Task objective :: Where the string "IdISBa" appears in a line of the data, show that line.
⟨
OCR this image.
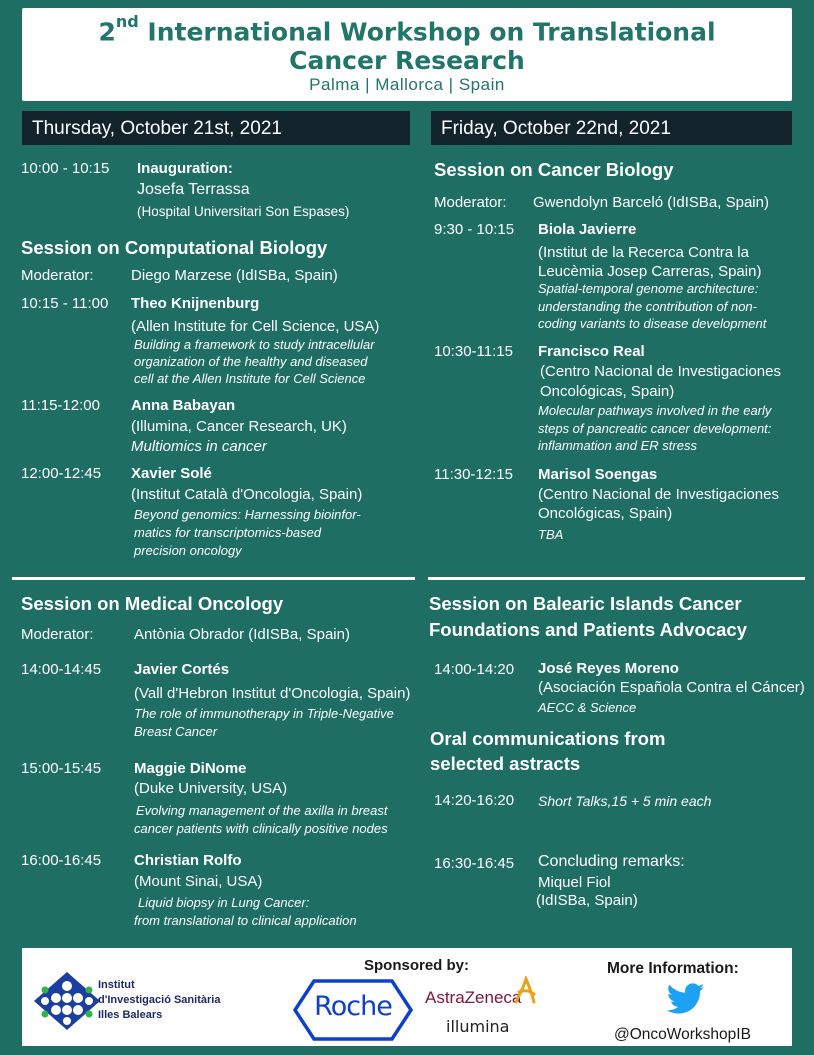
2nd International Workshop on Translational
Cancer Research
Palma | Mallorca | Spain
Thursday, October 21st, 2021	Friday, October 22nd, 2021
10:00 - 10:15 Inauguration:
Josefa Terrassa
(Hospital Universitari Son Espases)
Session on Computational Biology
Moderator: Diego Marzese (IdISBa, Spain)
10:15 - 11:00 Theo Knijnenburg
(Allen Institute for Cell Science, USA)
Building a framework to study intracellular
organization of the healthy and diseased
cell at the Allen Institute for Cell Science
11:15-12:00 Anna Babayan
(Illumina, Cancer Research, UK)
Multiomics in cancer
12:00-12:45 Xavier Solé
(Institut Català d'Oncologia, Spain)
Beyond genomics: Harnessing bioinfor-
matics for transcriptomics-based
precision oncology
Session on Medical Oncology
Moderator:	Antònia Obrador (IdISBa, Spain)
14:00-14:45 Javier Cortés
(Vall d'Hebron Institut d'Oncologia, Spain)
The role of immunotherapy in Triple-Negative
Breast Cancer
15:00-15:45 Maggie DiNome
(Duke University, USA)
Evolving management of the axilla in breast
cancer patients with clinically positive nodes
16:00-16:45 Christian Rolfo
(Mount Sinai, USA)
Liquid biopsy in Lung Cancer:
from translational to clinical application
Session on Cancer Biology
Moderator: Gwendolyn Barceló (IdISBa, Spain)
9:30 - 10:15 Biola Javierre
(Institut de la Recerca Contra la
Leucèmia Josep Carreras, Spain)
Spatial-temporal genome architecture:
understanding the contribution of non-
coding variants to disease development
10:30-11:15 Francisco Real
(Centro Nacional de Investigaciones
Oncológicas, Spain)
Molecular pathways involved in the early
steps of pancreatic cancer development:
inflammation and ER stress
11:30-12:15 Marisol Soengas
(Centro Nacional de Investigaciones
Oncológicas, Spain)
TBA
Session on Balearic Islands Cancer
Foundations and Patients Advocacy
14:00-14:20 José Reyes Moreno
(Asociación Española Contra el Cáncer)
AECC & Science
Oral communications from
selected astracts
14:20-16:20 Short Talks,15 + 5 min each
16:30-16:45 Concluding remarks:
Miquel Fiol
(IdISBa, Spain)
Institut
d'Investigació Sanitària
Illes Balears
Sponsored by:
Roche	AstraZeneca
illumina
More Information:
@OncoWorkshopIB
⟩
Task result ::
Moderator: Diego Marzese (IdISBa, Spain)
Moderator:	Antònia Obrador (IdISBa, Spain)
Moderator: Gwendolyn Barceló (IdISBa, Spain)
(IdISBa, Spain)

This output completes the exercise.